In Brief

Moderate Party asks Supreme Court to hear fusion voting case

By: - July 20, 2023 3:20 pm

Fusion voting, a practice that allows candidates to run under the banners of multiple parties in a single election, was banned by New Jersey lawmakers roughly a century ago. (Photo by New Jersey Monitor)

The New Jersey Moderate Party has asked the state Supreme Court to consider its bid to overturn a constitutional bar on fusion voting, saying the high court’s involvement is needed to resolve its suit before the 2024 election.

In a motion filed Thursday, the party said courts should move to quickly resolve the suit to avoid running elections in a manner the party claims is unconstitutional and to ensure the case gets proper scrutiny within a state court. The case is now being heard in the Appellate Division.

“Our party must make nominations by early June 2024 for important offices, including Congress. To do so, we need our lawsuit decided well before then,” said Rick Wolfe, the party’s founder. “Delay in deciding our case would prevent us from exercising our constitutional rights with respect to the 2024 election, which is a critical election year in New Jersey and at the federal level.”

The nascent party seeks to overturn a state ban on fusion voting, a practice that allows candidates to run under the banners of multiple parties in a single election. New Jersey lawmakers banned fusion voting roughly a century ago.

------------------------------------------------

To-do list:
[A] In the fusion voting article, by when does the Moderate Party say it must make nominations for offices including Congress?
[B] Set down everything in the fusion voting article from "In a motion filed" down to "the Appellate Division.", word for word.
[C] Resume the news article on the fusion voting case from the point where it stops.

------------------------------------------------

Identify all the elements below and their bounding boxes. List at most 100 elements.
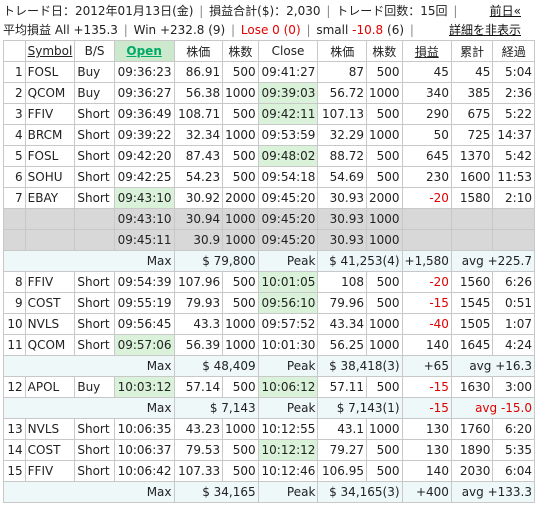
date-label: トレード日： bbox=[3, 4, 76, 18]
pl-cell: 290 bbox=[401, 103, 452, 125]
divider: | bbox=[231, 23, 236, 37]
elapsed-cell: 5:04 bbox=[492, 61, 535, 83]
pl-cell: 140 bbox=[401, 334, 452, 356]
col-open[interactable]: Open bbox=[113, 40, 175, 62]
symbol-cell: FOSL bbox=[24, 145, 76, 167]
empty-cell bbox=[74, 229, 115, 251]
close-time-cell: 10:01:05 bbox=[257, 271, 319, 293]
close-qty-cell: 1000 bbox=[365, 229, 403, 251]
open-qty-cell: 500 bbox=[222, 439, 259, 461]
table-row: 12 APOL Buy 10:03:12 57.14 500 10:06:12 57.11 50… bbox=[3, 376, 535, 398]
summary-diff: +1,580 bbox=[401, 250, 452, 272]
pl-cell: 340 bbox=[401, 82, 452, 104]
bs-cell: Short bbox=[74, 124, 115, 146]
cumulative-cell: 1560 bbox=[450, 271, 494, 293]
pl-cell: 130 bbox=[401, 439, 452, 461]
open-time-cell: 09:43:10 bbox=[113, 187, 175, 209]
table-row: 11 QCOM Short 09:57:06 56.39 1000 10:01:30 56.2… bbox=[3, 334, 535, 356]
cumulative-cell: 1370 bbox=[450, 145, 494, 167]
close-time-cell: 09:56:10 bbox=[257, 292, 319, 314]
report-header: トレード日：2012年01月13日(金) | 損益合計($)：2,030 | ト… bbox=[3, 2, 533, 40]
pl-cell: -20 bbox=[401, 271, 452, 293]
bs-cell: Short bbox=[74, 103, 115, 125]
col-close: Close bbox=[257, 40, 319, 62]
empty-cell bbox=[450, 208, 494, 230]
open-price-cell: 32.34 bbox=[173, 124, 224, 146]
symbol-cell: COST bbox=[24, 292, 76, 314]
open-price-cell: 86.91 bbox=[173, 61, 224, 83]
table-header-row: Symbol B/S Open 株価 株数 Close 株価 株数 損益 累計 … bbox=[3, 40, 535, 62]
summary-avg: avg -15.0 bbox=[450, 397, 535, 419]
open-time-cell: 09:57:06 bbox=[113, 334, 175, 356]
open-qty-cell: 1000 bbox=[222, 313, 259, 335]
divider: | bbox=[306, 23, 311, 37]
avg-all: 平均損益 All +135.3 bbox=[3, 23, 118, 37]
open-qty-cell: 1000 bbox=[222, 418, 259, 440]
close-time-cell: 09:45:20 bbox=[257, 187, 319, 209]
open-time-cell: 10:03:12 bbox=[113, 376, 175, 398]
summary-peak-label: Peak bbox=[257, 250, 319, 272]
summary-max-label: Max bbox=[3, 355, 175, 377]
elapsed-cell: 2:10 bbox=[492, 187, 535, 209]
open-qty-cell: 1000 bbox=[222, 229, 259, 251]
lose-stat: Lose 0 (0) bbox=[240, 23, 301, 37]
col-open-qty: 株数 bbox=[222, 40, 259, 62]
col-symbol[interactable]: Symbol bbox=[24, 40, 76, 62]
cumulative-cell: 1600 bbox=[450, 166, 494, 188]
open-qty-cell: 1000 bbox=[222, 82, 259, 104]
close-price-cell: 107.13 bbox=[317, 103, 367, 125]
cumulative-cell: 385 bbox=[450, 82, 494, 104]
close-time-cell: 09:54:18 bbox=[257, 166, 319, 188]
close-qty-cell: 500 bbox=[365, 376, 403, 398]
open-qty-cell: 1000 bbox=[222, 334, 259, 356]
row-number: 7 bbox=[3, 187, 26, 209]
summary-max-label: Max bbox=[3, 397, 175, 419]
col-cumulative: 累計 bbox=[450, 40, 494, 62]
empty-cell bbox=[3, 229, 26, 251]
row-number: 3 bbox=[3, 103, 26, 125]
elapsed-cell: 6:04 bbox=[492, 460, 535, 482]
open-qty-cell: 500 bbox=[222, 292, 259, 314]
open-price-cell: 87.43 bbox=[173, 145, 224, 167]
bs-cell: Short bbox=[74, 145, 115, 167]
close-qty-cell: 1000 bbox=[365, 124, 403, 146]
row-number: 1 bbox=[3, 61, 26, 83]
elapsed-cell: 5:22 bbox=[492, 103, 535, 125]
table-row: 7 EBAY Short 09:43:10 30.92 2000 09:45:20 30.93… bbox=[3, 187, 535, 209]
table-row: 2 QCOM Buy 09:36:27 56.38 1000 09:39:03 56.72 10… bbox=[3, 82, 535, 104]
close-price-cell: 57.11 bbox=[317, 376, 367, 398]
close-qty-cell: 500 bbox=[365, 460, 403, 482]
cumulative-cell: 1760 bbox=[450, 418, 494, 440]
close-price-cell: 108 bbox=[317, 271, 367, 293]
pl-cell: -40 bbox=[401, 313, 452, 335]
divider: | bbox=[199, 4, 204, 18]
elapsed-cell: 5:35 bbox=[492, 439, 535, 461]
bs-cell: Short bbox=[74, 271, 115, 293]
cumulative-cell: 675 bbox=[450, 103, 494, 125]
hide-details-link[interactable]: 詳細を非表示 bbox=[448, 23, 521, 37]
prev-day-link[interactable]: 前日« bbox=[489, 4, 521, 18]
open-price-cell: 108.71 bbox=[173, 103, 224, 125]
table-row: 6 SOHU Short 09:42:25 54.23 500 09:54:18 54.69 5… bbox=[3, 166, 535, 188]
close-price-cell: 87 bbox=[317, 61, 367, 83]
empty-cell bbox=[450, 229, 494, 251]
col-pl[interactable]: 損益 bbox=[401, 40, 452, 62]
table-row: 15 FFIV Short 10:06:42 107.33 500 10:12:46 106.… bbox=[3, 460, 535, 482]
close-price-cell: 43.34 bbox=[317, 313, 367, 335]
row-number: 5 bbox=[3, 145, 26, 167]
elapsed-cell: 14:37 bbox=[492, 124, 535, 146]
table-row: 9 COST Short 09:55:19 79.93 500 09:56:10 79.96 5… bbox=[3, 292, 535, 314]
cumulative-cell: 45 bbox=[450, 61, 494, 83]
trade-table: Symbol B/S Open 株価 株数 Close 株価 株数 損益 累計 … bbox=[3, 40, 535, 503]
symbol-cell: COST bbox=[24, 439, 76, 461]
small-value: -10.8 bbox=[352, 23, 384, 37]
divider: | bbox=[409, 23, 414, 37]
symbol-cell: APOL bbox=[24, 376, 76, 398]
open-time-cell: 10:06:37 bbox=[113, 439, 175, 461]
open-qty-cell: 1000 bbox=[222, 124, 259, 146]
summary-row: Max $ 7,143 Peak $ 7,143(1) -15 avg -15.0 bbox=[3, 397, 535, 419]
elapsed-cell: 1:07 bbox=[492, 313, 535, 335]
pl-total-label: 損益合計($)： bbox=[209, 4, 287, 18]
close-time-cell: 10:01:30 bbox=[257, 334, 319, 356]
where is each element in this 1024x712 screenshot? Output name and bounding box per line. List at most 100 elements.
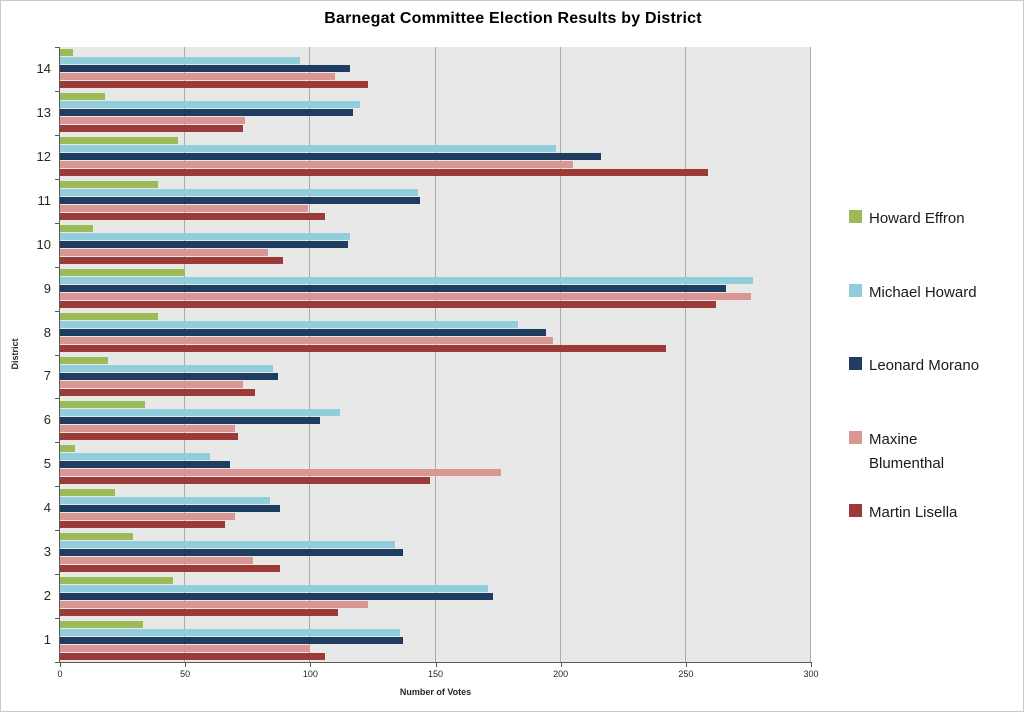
bar-martin-lisella-district-2 xyxy=(60,608,338,616)
bar-howard-effron-district-11 xyxy=(60,181,158,189)
bar-howard-effron-district-7 xyxy=(60,356,108,364)
bar-michael-howard-district-7 xyxy=(60,364,273,372)
y-category-label-14: 14 xyxy=(36,60,51,76)
bar-martin-lisella-district-9 xyxy=(60,301,716,309)
bar-leonard-morano-district-3 xyxy=(60,548,403,556)
bar-martin-lisella-district-6 xyxy=(60,432,238,440)
chart-title: Barnegat Committee Election Results by D… xyxy=(324,10,702,27)
x-tick-label-250: 250 xyxy=(678,669,694,679)
bar-leonard-morano-district-11 xyxy=(60,197,421,205)
bar-maxine-blumenthal-district-12 xyxy=(60,161,574,169)
bar-leonard-morano-district-6 xyxy=(60,416,321,424)
legend-swatch-martin-lisella xyxy=(849,504,862,517)
bar-howard-effron-district-12 xyxy=(60,137,178,145)
plot-area xyxy=(60,47,811,662)
gridline-x-150 xyxy=(434,47,436,662)
bar-howard-effron-district-9 xyxy=(60,269,186,277)
bar-leonard-morano-district-10 xyxy=(60,241,348,249)
x-tick-label-300: 300 xyxy=(803,669,819,679)
bar-howard-effron-district-13 xyxy=(60,93,106,101)
y-category-label-5: 5 xyxy=(43,456,51,472)
gridline-x-200 xyxy=(559,47,561,662)
y-category-label-9: 9 xyxy=(43,280,51,296)
bar-michael-howard-district-1 xyxy=(60,628,401,636)
y-tick-5 xyxy=(55,266,59,268)
bar-martin-lisella-district-8 xyxy=(60,345,666,353)
x-tick-250 xyxy=(685,663,687,667)
y-category-label-7: 7 xyxy=(43,368,51,384)
x-tick-label-200: 200 xyxy=(553,669,569,679)
y-category-label-8: 8 xyxy=(43,324,51,340)
x-tick-label-150: 150 xyxy=(427,669,444,679)
x-tick-label-0: 0 xyxy=(57,669,63,679)
bar-martin-lisella-district-7 xyxy=(60,388,256,396)
y-category-label-12: 12 xyxy=(36,148,51,164)
bar-leonard-morano-district-14 xyxy=(60,65,351,73)
legend-label-howard-effron: Howard Effron xyxy=(869,210,965,227)
bar-michael-howard-district-3 xyxy=(60,540,396,548)
y-tick-10 xyxy=(55,486,59,488)
y-tick-11 xyxy=(55,530,59,532)
x-tick-label-100: 100 xyxy=(302,669,318,679)
bar-maxine-blumenthal-district-9 xyxy=(60,293,751,301)
bar-michael-howard-district-13 xyxy=(60,101,361,109)
bar-martin-lisella-district-11 xyxy=(60,213,326,221)
gridline-x-50 xyxy=(184,47,186,662)
legend-swatch-howard-effron xyxy=(849,210,862,223)
bar-michael-howard-district-10 xyxy=(60,233,351,241)
bar-michael-howard-district-2 xyxy=(60,584,489,592)
bar-leonard-morano-district-13 xyxy=(60,109,353,117)
bar-leonard-morano-district-2 xyxy=(60,592,494,600)
bar-martin-lisella-district-3 xyxy=(60,564,281,572)
bar-maxine-blumenthal-district-14 xyxy=(60,73,336,81)
legend-item-michael-howard: Michael Howard xyxy=(849,281,989,305)
y-tick-13 xyxy=(55,618,59,620)
x-axis-title: Number of Votes xyxy=(399,687,472,697)
bar-leonard-morano-district-1 xyxy=(60,636,403,644)
y-tick-4 xyxy=(55,222,59,224)
bar-maxine-blumenthal-district-2 xyxy=(60,600,368,608)
legend-label-michael-howard: Michael Howard xyxy=(869,283,977,301)
bar-martin-lisella-district-12 xyxy=(60,169,709,177)
y-category-label-6: 6 xyxy=(43,412,51,428)
bar-michael-howard-district-4 xyxy=(60,496,271,504)
bar-michael-howard-district-8 xyxy=(60,321,519,329)
x-tick-label-50: 50 xyxy=(180,669,191,679)
legend-item-leonard-morano: Leonard Morano xyxy=(849,354,989,378)
bar-martin-lisella-district-14 xyxy=(60,81,368,89)
y-tick-7 xyxy=(55,354,59,356)
bar-michael-howard-district-11 xyxy=(60,189,418,197)
y-tick-8 xyxy=(55,398,59,400)
bar-maxine-blumenthal-district-13 xyxy=(60,117,246,125)
y-axis-title: District xyxy=(10,338,20,370)
bar-leonard-morano-district-8 xyxy=(60,329,546,337)
y-category-label-1: 1 xyxy=(43,632,51,648)
y-tick-2 xyxy=(55,134,59,136)
legend-label-maxine-blumenthal: Maxine Blumenthal xyxy=(869,430,945,472)
x-tick-50 xyxy=(185,663,187,667)
gridline-x-250 xyxy=(684,47,686,662)
y-category-label-4: 4 xyxy=(43,500,51,516)
bar-howard-effron-district-10 xyxy=(60,225,93,233)
legend-label-martin-lisella: Martin Lisella xyxy=(869,504,958,521)
y-tick-14 xyxy=(55,662,59,663)
bar-howard-effron-district-5 xyxy=(60,444,76,452)
legend-swatch-michael-howard xyxy=(849,283,862,297)
bar-maxine-blumenthal-district-11 xyxy=(60,205,308,213)
gridline-x-300 xyxy=(810,47,811,662)
gridline-x-100 xyxy=(309,47,311,662)
bar-michael-howard-district-5 xyxy=(60,452,211,460)
legend-swatch-leonard-morano xyxy=(849,357,862,370)
bar-leonard-morano-district-12 xyxy=(60,153,601,161)
bar-maxine-blumenthal-district-1 xyxy=(60,644,311,652)
y-tick-12 xyxy=(55,574,59,576)
bar-leonard-morano-district-4 xyxy=(60,504,281,512)
bar-martin-lisella-district-5 xyxy=(60,476,431,484)
bar-martin-lisella-district-10 xyxy=(60,257,283,265)
bar-maxine-blumenthal-district-10 xyxy=(60,249,268,257)
bar-leonard-morano-district-5 xyxy=(60,460,231,468)
x-axis-line xyxy=(60,662,812,663)
bar-michael-howard-district-12 xyxy=(60,145,556,153)
bar-leonard-morano-district-9 xyxy=(60,285,726,293)
bar-maxine-blumenthal-district-7 xyxy=(60,380,243,388)
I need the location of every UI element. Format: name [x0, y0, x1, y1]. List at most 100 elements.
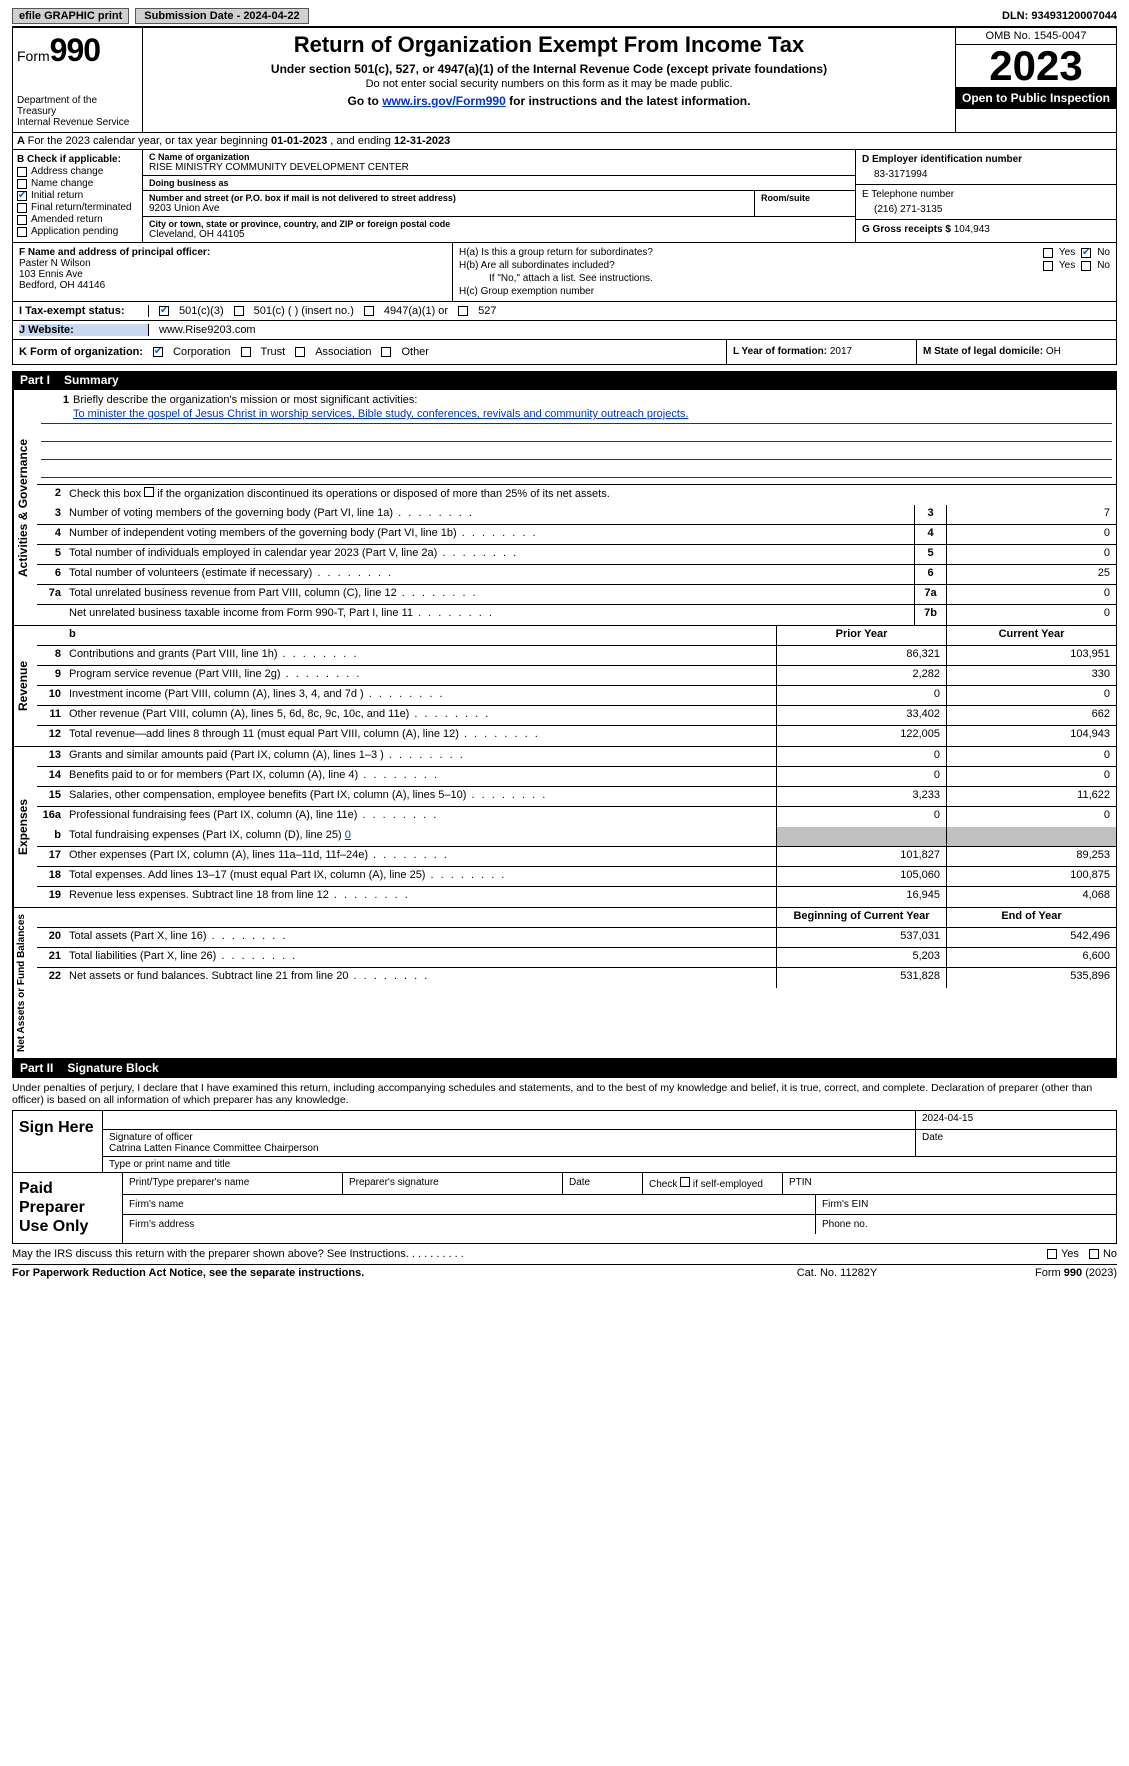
pra-notice: For Paperwork Reduction Act Notice, see …: [12, 1267, 737, 1279]
gov-row-desc: Number of independent voting members of …: [65, 525, 914, 544]
checkbox-527[interactable]: [458, 306, 468, 316]
line16b-label: Total fundraising expenses (Part IX, col…: [69, 829, 345, 841]
hb-note: If "No," attach a list. See instructions…: [459, 273, 1110, 284]
hc-label: H(c) Group exemption number: [459, 286, 1110, 297]
prior-year-header: Prior Year: [776, 626, 946, 645]
col-b-header: B Check if applicable:: [17, 154, 138, 165]
ha-yes-checkbox[interactable]: [1043, 248, 1053, 258]
gov-row-box: 7a: [914, 585, 946, 604]
checkbox-app-pending[interactable]: [17, 227, 27, 237]
sig-date-value: 2024-04-15: [916, 1111, 1116, 1129]
year-formation-label: L Year of formation:: [733, 346, 830, 357]
na-hdr1: Beginning of Current Year: [776, 908, 946, 927]
discuss-yes-label: Yes: [1061, 1248, 1079, 1260]
gov-row-val: 0: [946, 605, 1116, 625]
checkbox-other[interactable]: [381, 347, 391, 357]
row-py: 122,005: [776, 726, 946, 746]
irs-label: Internal Revenue Service: [17, 117, 138, 128]
checkbox-association[interactable]: [295, 347, 305, 357]
street-value: 9203 Union Ave: [149, 203, 748, 214]
row-desc: Total liabilities (Part X, line 26): [65, 948, 776, 967]
hb-yes-checkbox[interactable]: [1043, 261, 1053, 271]
vlabel-netassets: Net Assets or Fund Balances: [13, 908, 37, 1058]
preparer-sig-label: Preparer's signature: [343, 1173, 563, 1194]
ha-no-checkbox[interactable]: ✔: [1081, 248, 1091, 258]
sign-here-label: Sign Here: [13, 1111, 103, 1172]
street-label: Number and street (or P.O. box if mail i…: [149, 193, 748, 203]
row-k-label: K Form of organization:: [19, 346, 143, 358]
section-fh: F Name and address of principal officer:…: [12, 243, 1117, 302]
line-a-prefix: For the 2023 calendar year, or tax year …: [28, 135, 271, 147]
efile-print-button[interactable]: efile GRAPHIC print: [12, 8, 129, 24]
label-501c: 501(c) ( ) (insert no.): [254, 305, 354, 317]
state-domicile-label: M State of legal domicile:: [923, 346, 1046, 357]
row-py: 0: [776, 686, 946, 705]
gov-row-box: 4: [914, 525, 946, 544]
checkbox-amended[interactable]: [17, 215, 27, 225]
paid-preparer-block: Paid Preparer Use Only Print/Type prepar…: [12, 1173, 1117, 1244]
ssn-note: Do not enter social security numbers on …: [151, 78, 947, 90]
sig-officer-name: Catrina Latten Finance Committee Chairpe…: [109, 1143, 909, 1154]
ein-value: 83-3171994: [862, 165, 1110, 180]
current-year-header: Current Year: [946, 626, 1116, 645]
row-desc: Grants and similar amounts paid (Part IX…: [65, 747, 776, 766]
gov-row-desc: Total number of volunteers (estimate if …: [65, 565, 914, 584]
checkbox-corporation[interactable]: ✔: [153, 347, 163, 357]
ha-no-label: No: [1097, 247, 1110, 258]
paid-preparer-label: Paid Preparer Use Only: [13, 1173, 123, 1243]
label-4947: 4947(a)(1) or: [384, 305, 448, 317]
row-desc: Investment income (Part VIII, column (A)…: [65, 686, 776, 705]
checkbox-501c[interactable]: [234, 306, 244, 316]
row-desc: Contributions and grants (Part VIII, lin…: [65, 646, 776, 665]
discuss-yes-checkbox[interactable]: [1047, 1249, 1057, 1259]
year-formation-value: 2017: [830, 346, 852, 357]
row-cy: 662: [946, 706, 1116, 725]
discuss-no-checkbox[interactable]: [1089, 1249, 1099, 1259]
gov-row-val: 0: [946, 525, 1116, 544]
gov-row-desc: Number of voting members of the governin…: [65, 505, 914, 524]
hb-no-checkbox[interactable]: [1081, 261, 1091, 271]
checkbox-self-employed[interactable]: [680, 1177, 690, 1187]
row-py: 86,321: [776, 646, 946, 665]
gov-row-val: 0: [946, 545, 1116, 564]
label-address-change: Address change: [31, 166, 103, 177]
row-cy: 11,622: [946, 787, 1116, 806]
dln-label: DLN: 93493120007044: [1002, 10, 1117, 22]
dba-label: Doing business as: [149, 178, 849, 188]
form-header: Form990 Department of the Treasury Inter…: [12, 28, 1117, 133]
summary-revenue: Revenue b Prior Year Current Year 8Contr…: [12, 626, 1117, 747]
row-py: 16,945: [776, 887, 946, 907]
city-value: Cleveland, OH 44105: [149, 229, 849, 240]
checkbox-4947[interactable]: [364, 306, 374, 316]
checkbox-discontinued[interactable]: [144, 487, 154, 497]
column-b: B Check if applicable: Address change Na…: [13, 150, 143, 242]
checkbox-initial-return[interactable]: ✔: [17, 191, 27, 201]
ein-label: D Employer identification number: [862, 154, 1110, 165]
phone-value: (216) 271-3135: [862, 200, 1110, 215]
checkbox-501c3[interactable]: ✔: [159, 306, 169, 316]
checkbox-name-change[interactable]: [17, 179, 27, 189]
gov-row-box: 7b: [914, 605, 946, 625]
officer-label: F Name and address of principal officer:: [19, 247, 446, 258]
checkbox-trust[interactable]: [241, 347, 251, 357]
officer-addr2: Bedford, OH 44146: [19, 280, 446, 291]
firm-ein-label: Firm's EIN: [816, 1195, 1116, 1214]
submission-date: Submission Date - 2024-04-22: [135, 8, 308, 24]
officer-addr1: 103 Ennis Ave: [19, 269, 446, 280]
website-value: www.Rise9203.com: [159, 324, 256, 336]
vlabel-governance: Activities & Governance: [13, 390, 37, 625]
line16b-value: 0: [345, 829, 351, 841]
tax-year-begin: 01-01-2023: [271, 135, 327, 147]
row-desc: Program service revenue (Part VIII, line…: [65, 666, 776, 685]
line-a-mid: , and ending: [327, 135, 394, 147]
row-cy: 100,875: [946, 867, 1116, 886]
firm-addr-label: Firm's address: [123, 1215, 816, 1234]
label-trust: Trust: [261, 346, 286, 358]
checkbox-final-return[interactable]: [17, 203, 27, 213]
line16b-cy: [946, 827, 1116, 846]
part1-num: Part I: [20, 373, 50, 387]
open-public-badge: Open to Public Inspection: [956, 87, 1116, 109]
footer-discuss: May the IRS discuss this return with the…: [12, 1244, 1117, 1264]
checkbox-address-change[interactable]: [17, 167, 27, 177]
irs-link[interactable]: www.irs.gov/Form990: [382, 94, 506, 108]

------------------------------------------------

Results:
[A] By early June 2024.

[B]
In a motion filed Thursday, the party said courts should move to quickly resolve the suit to avoid running elections in a manner the party claims is unconstitutional and to ensure the case gets proper scrutiny within a state court. The case is now being heard in the Appellate Division.

[C]
The Moderate Party in 2022 sought to nominate then-Rep. Tom Malinowski, a Democrat, but Secretary of State Tahesha Way blocked the move, citing the state prohibition. The party appealed the decision last April, alleging the ban on fusion voting infringes on rights to free speech and assembly, among others.

“We are confident the courts will right that wrong and let us restore civility and collaboration to the political process and protect the principles of democracy upon which our country was founded,” Wolfe said.

Numerous and ideologically disparate groups, including the American Civil Liberties Union, the Cato Institute, former Gov. Christine Todd Whitman, and five bipartisan former members of Congress, have signed on to support the party’s bid to legalize fusion voting.

But the move has drawn opposition from Republicans and some Democrats, who have respectively claimed efforts to enact fusion voting were a cynical ploy to shepherd Malinowski through a difficult reelection campaign or that they would do little but confuse voters.

Malinowski lost reelection to Rep. Tom Kean (R-7) in 2022.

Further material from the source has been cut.